#### THE EXERCISE:
Print every line of the listing exactly, please.
◇ ◇ ◇
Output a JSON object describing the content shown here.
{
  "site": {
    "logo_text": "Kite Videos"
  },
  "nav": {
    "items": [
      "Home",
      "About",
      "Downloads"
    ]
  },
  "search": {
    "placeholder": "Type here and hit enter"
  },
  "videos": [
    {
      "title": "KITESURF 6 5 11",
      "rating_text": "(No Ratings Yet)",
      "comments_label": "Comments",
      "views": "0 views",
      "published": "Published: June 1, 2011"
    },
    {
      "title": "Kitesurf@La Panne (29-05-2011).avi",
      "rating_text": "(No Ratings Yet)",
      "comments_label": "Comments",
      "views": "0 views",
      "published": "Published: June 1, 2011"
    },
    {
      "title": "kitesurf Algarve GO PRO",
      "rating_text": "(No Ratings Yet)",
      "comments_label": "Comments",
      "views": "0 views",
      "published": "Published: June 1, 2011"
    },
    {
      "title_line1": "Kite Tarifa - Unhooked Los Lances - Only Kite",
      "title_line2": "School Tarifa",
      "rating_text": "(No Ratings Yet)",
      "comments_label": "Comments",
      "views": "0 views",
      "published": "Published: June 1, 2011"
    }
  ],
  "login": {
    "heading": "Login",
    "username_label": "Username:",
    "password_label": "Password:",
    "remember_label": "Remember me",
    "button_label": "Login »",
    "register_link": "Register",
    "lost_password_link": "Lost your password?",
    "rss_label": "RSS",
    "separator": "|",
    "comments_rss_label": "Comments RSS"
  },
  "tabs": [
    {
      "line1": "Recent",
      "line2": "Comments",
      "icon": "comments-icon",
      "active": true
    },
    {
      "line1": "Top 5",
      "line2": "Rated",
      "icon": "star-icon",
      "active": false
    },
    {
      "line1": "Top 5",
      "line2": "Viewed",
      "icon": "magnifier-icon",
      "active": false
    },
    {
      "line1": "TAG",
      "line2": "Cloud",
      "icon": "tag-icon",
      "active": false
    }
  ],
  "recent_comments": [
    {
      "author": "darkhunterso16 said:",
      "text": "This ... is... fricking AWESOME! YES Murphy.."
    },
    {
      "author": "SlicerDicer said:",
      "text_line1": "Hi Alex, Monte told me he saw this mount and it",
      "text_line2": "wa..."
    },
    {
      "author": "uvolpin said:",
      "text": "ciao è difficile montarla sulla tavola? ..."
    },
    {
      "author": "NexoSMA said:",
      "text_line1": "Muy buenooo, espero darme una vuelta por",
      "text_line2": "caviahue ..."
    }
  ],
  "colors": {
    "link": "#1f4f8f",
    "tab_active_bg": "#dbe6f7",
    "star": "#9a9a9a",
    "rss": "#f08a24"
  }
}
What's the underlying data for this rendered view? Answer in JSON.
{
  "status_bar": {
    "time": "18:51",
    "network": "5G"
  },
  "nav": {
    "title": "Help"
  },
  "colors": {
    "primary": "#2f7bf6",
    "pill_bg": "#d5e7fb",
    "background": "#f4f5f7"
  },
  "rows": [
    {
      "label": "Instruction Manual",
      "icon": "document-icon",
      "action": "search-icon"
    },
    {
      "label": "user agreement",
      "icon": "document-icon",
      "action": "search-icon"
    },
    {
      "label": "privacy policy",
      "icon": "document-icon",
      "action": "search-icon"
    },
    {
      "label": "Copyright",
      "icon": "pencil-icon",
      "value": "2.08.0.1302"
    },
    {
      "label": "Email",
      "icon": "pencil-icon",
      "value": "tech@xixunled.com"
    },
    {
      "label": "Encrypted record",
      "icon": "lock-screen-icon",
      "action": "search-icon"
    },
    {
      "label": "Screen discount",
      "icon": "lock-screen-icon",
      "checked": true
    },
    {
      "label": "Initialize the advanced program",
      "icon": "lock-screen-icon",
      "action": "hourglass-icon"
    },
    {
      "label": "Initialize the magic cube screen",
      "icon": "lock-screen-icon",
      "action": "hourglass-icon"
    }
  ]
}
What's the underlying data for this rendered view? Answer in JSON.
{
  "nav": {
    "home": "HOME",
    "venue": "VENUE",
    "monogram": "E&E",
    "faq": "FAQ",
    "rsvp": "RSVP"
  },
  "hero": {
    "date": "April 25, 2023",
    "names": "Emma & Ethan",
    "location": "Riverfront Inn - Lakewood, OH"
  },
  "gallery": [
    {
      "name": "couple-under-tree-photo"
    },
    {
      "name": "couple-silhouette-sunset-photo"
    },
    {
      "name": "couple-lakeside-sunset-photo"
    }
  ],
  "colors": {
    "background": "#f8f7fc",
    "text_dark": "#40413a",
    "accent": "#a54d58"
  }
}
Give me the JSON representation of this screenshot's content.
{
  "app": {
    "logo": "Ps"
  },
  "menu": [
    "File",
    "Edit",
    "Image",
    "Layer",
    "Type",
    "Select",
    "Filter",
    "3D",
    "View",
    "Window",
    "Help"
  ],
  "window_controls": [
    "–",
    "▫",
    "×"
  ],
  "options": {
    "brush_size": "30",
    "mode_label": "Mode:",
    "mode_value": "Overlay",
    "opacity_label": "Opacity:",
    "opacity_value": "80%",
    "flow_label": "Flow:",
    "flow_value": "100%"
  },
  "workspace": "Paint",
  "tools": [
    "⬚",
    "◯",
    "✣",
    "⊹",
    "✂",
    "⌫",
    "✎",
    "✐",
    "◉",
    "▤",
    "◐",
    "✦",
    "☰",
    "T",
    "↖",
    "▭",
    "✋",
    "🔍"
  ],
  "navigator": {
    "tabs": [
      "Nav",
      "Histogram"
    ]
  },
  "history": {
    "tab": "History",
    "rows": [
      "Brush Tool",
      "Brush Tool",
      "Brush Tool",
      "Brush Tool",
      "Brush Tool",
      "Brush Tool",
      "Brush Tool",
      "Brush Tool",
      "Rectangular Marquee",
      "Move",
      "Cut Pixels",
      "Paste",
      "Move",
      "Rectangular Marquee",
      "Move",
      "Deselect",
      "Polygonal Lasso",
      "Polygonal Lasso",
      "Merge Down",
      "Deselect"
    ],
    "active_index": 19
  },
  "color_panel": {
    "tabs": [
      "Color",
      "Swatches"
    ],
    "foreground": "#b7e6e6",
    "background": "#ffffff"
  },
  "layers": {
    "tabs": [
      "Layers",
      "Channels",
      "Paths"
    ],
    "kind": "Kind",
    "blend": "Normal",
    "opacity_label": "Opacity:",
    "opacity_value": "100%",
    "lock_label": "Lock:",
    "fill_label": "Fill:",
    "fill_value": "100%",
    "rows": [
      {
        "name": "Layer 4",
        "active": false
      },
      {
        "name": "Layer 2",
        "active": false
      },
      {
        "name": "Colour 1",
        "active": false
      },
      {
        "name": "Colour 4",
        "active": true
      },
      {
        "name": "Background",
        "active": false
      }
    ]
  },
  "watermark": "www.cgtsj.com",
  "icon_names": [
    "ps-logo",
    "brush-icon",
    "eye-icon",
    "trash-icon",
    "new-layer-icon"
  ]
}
◇ ◇ ◇
#### ANSWER TO THIS PROBLEM:
Output a JSON object describing the content shown here.
{
  "site": {
    "logo_text": "Kite Videos"
  },
  "nav": {
    "items": [
      "Home",
      "About",
      "Downloads"
    ]
  },
  "search": {
    "placeholder": "Type here and hit enter"
  },
  "videos": [
    {
      "title": "KITESURF 6 5 11",
      "rating_text": "(No Ratings Yet)",
      "comments_label": "Comments",
      "views": "0 views",
      "published": "Published: June 1, 2011"
    },
    {
      "title": "Kitesurf@La Panne (29-05-2011).avi",
      "rating_text": "(No Ratings Yet)",
      "comments_label": "Comments",
      "views": "0 views",
      "published": "Published: June 1, 2011"
    },
    {
      "title": "kitesurf Algarve GO PRO",
      "rating_text": "(No Ratings Yet)",
      "comments_label": "Comments",
      "views": "0 views",
      "published": "Published: June 1, 2011"
    },
    {
      "title_line1": "Kite Tarifa - Unhooked Los Lances - Only Kite",
      "title_line2": "School Tarifa",
      "rating_text": "(No Ratings Yet)",
      "comments_label": "Comments",
      "views": "0 views",
      "published": "Published: June 1, 2011"
    }
  ],
  "login": {
    "heading": "Login",
    "username_label": "Username:",
    "password_label": "Password:",
    "remember_label": "Remember me",
    "button_label": "Login »",
    "register_link": "Register",
    "lost_password_link": "Lost your password?",
    "rss_label": "RSS",
    "separator": "|",
    "comments_rss_label": "Comments RSS"
  },
  "tabs": [
    {
      "line1": "Recent",
      "line2": "Comments",
      "icon": "comments-icon",
      "active": true
    },
    {
      "line1": "Top 5",
      "line2": "Rated",
      "icon": "star-icon",
      "active": false
    },
    {
      "line1": "Top 5",
      "line2": "Viewed",
      "icon": "magnifier-icon",
      "active": false
    },
    {
      "line1": "TAG",
      "line2": "Cloud",
      "icon": "tag-icon",
      "active": false
    }
  ],
  "recent_comments": [
    {
      "author": "darkhunterso16 said:",
      "text": "This ... is... fricking AWESOME! YES Murphy.."
    },
    {
      "author": "SlicerDicer said:",
      "text_line1": "Hi Alex, Monte told me he saw this mount and it",
      "text_line2": "wa..."
    },
    {
      "author": "uvolpin said:",
      "text": "ciao è difficile montarla sulla tavola? ..."
    },
    {
      "author": "NexoSMA said:",
      "text_line1": "Muy buenooo, espero darme una vuelta por",
      "text_line2": "caviahue ..."
    }
  ],
  "colors": {
    "link": "#1f4f8f",
    "tab_active_bg": "#dbe6f7",
    "star": "#9a9a9a",
    "rss": "#f08a24"
  }
}
What's the underlying data for this rendered view? Answer in JSON.
{
  "status_bar": {
    "time": "18:51",
    "network": "5G"
  },
  "nav": {
    "title": "Help"
  },
  "colors": {
    "primary": "#2f7bf6",
    "pill_bg": "#d5e7fb",
    "background": "#f4f5f7"
  },
  "rows": [
    {
      "label": "Instruction Manual",
      "icon": "document-icon",
      "action": "search-icon"
    },
    {
      "label": "user agreement",
      "icon": "document-icon",
      "action": "search-icon"
    },
    {
      "label": "privacy policy",
      "icon": "document-icon",
      "action": "search-icon"
    },
    {
      "label": "Copyright",
      "icon": "pencil-icon",
      "value": "2.08.0.1302"
    },
    {
      "label": "Email",
      "icon": "pencil-icon",
      "value": "tech@xixunled.com"
    },
    {
      "label": "Encrypted record",
      "icon": "lock-screen-icon",
      "action": "search-icon"
    },
    {
      "label": "Screen discount",
      "icon": "lock-screen-icon",
      "checked": true
    },
    {
      "label": "Initialize the advanced program",
      "icon": "lock-screen-icon",
      "action": "hourglass-icon"
    },
    {
      "label": "Initialize the magic cube screen",
      "icon": "lock-screen-icon",
      "action": "hourglass-icon"
    }
  ]
}
What's the underlying data for this rendered view? Answer in JSON.
{
  "nav": {
    "home": "HOME",
    "venue": "VENUE",
    "monogram": "E&E",
    "faq": "FAQ",
    "rsvp": "RSVP"
  },
  "hero": {
    "date": "April 25, 2023",
    "names": "Emma & Ethan",
    "location": "Riverfront Inn - Lakewood, OH"
  },
  "gallery": [
    {
      "name": "couple-under-tree-photo"
    },
    {
      "name": "couple-silhouette-sunset-photo"
    },
    {
      "name": "couple-lakeside-sunset-photo"
    }
  ],
  "colors": {
    "background": "#f8f7fc",
    "text_dark": "#40413a",
    "accent": "#a54d58"
  }
}
Give me the JSON representation of this screenshot's content.
{
  "app": {
    "logo": "Ps"
  },
  "menu": [
    "File",
    "Edit",
    "Image",
    "Layer",
    "Type",
    "Select",
    "Filter",
    "3D",
    "View",
    "Window",
    "Help"
  ],
  "window_controls": [
    "–",
    "▫",
    "×"
  ],
  "options": {
    "brush_size": "30",
    "mode_label": "Mode:",
    "mode_value": "Overlay",
    "opacity_label": "Opacity:",
    "opacity_value": "80%",
    "flow_label": "Flow:",
    "flow_value": "100%"
  },
  "workspace": "Paint",
  "tools": [
    "⬚",
    "◯",
    "✣",
    "⊹",
    "✂",
    "⌫",
    "✎",
    "✐",
    "◉",
    "▤",
    "◐",
    "✦",
    "☰",
    "T",
    "↖",
    "▭",
    "✋",
    "🔍"
  ],
  "navigator": {
    "tabs": [
      "Nav",
      "Histogram"
    ]
  },
  "history": {
    "tab": "History",
    "rows": [
      "Brush Tool",
      "Brush Tool",
      "Brush Tool",
      "Brush Tool",
      "Brush Tool",
      "Brush Tool",
      "Brush Tool",
      "Brush Tool",
      "Rectangular Marquee",
      "Move",
      "Cut Pixels",
      "Paste",
      "Move",
      "Rectangular Marquee",
      "Move",
      "Deselect",
      "Polygonal Lasso",
      "Polygonal Lasso",
      "Merge Down",
      "Deselect"
    ],
    "active_index": 19
  },
  "color_panel": {
    "tabs": [
      "Color",
      "Swatches"
    ],
    "foreground": "#b7e6e6",
    "background": "#ffffff"
  },
  "layers": {
    "tabs": [
      "Layers",
      "Channels",
      "Paths"
    ],
    "kind": "Kind",
    "blend": "Normal",
    "opacity_label": "Opacity:",
    "opacity_value": "100%",
    "lock_label": "Lock:",
    "fill_label": "Fill:",
    "fill_value": "100%",
    "rows": [
      {
        "name": "Layer 4",
        "active": false
      },
      {
        "name": "Layer 2",
        "active": false
      },
      {
        "name": "Colour 1",
        "active": false
      },
      {
        "name": "Colour 4",
        "active": true
      },
      {
        "name": "Background",
        "active": false
      }
    ]
  },
  "watermark": "www.cgtsj.com",
  "icon_names": [
    "ps-logo",
    "brush-icon",
    "eye-icon",
    "trash-icon",
    "new-layer-icon"
  ]
}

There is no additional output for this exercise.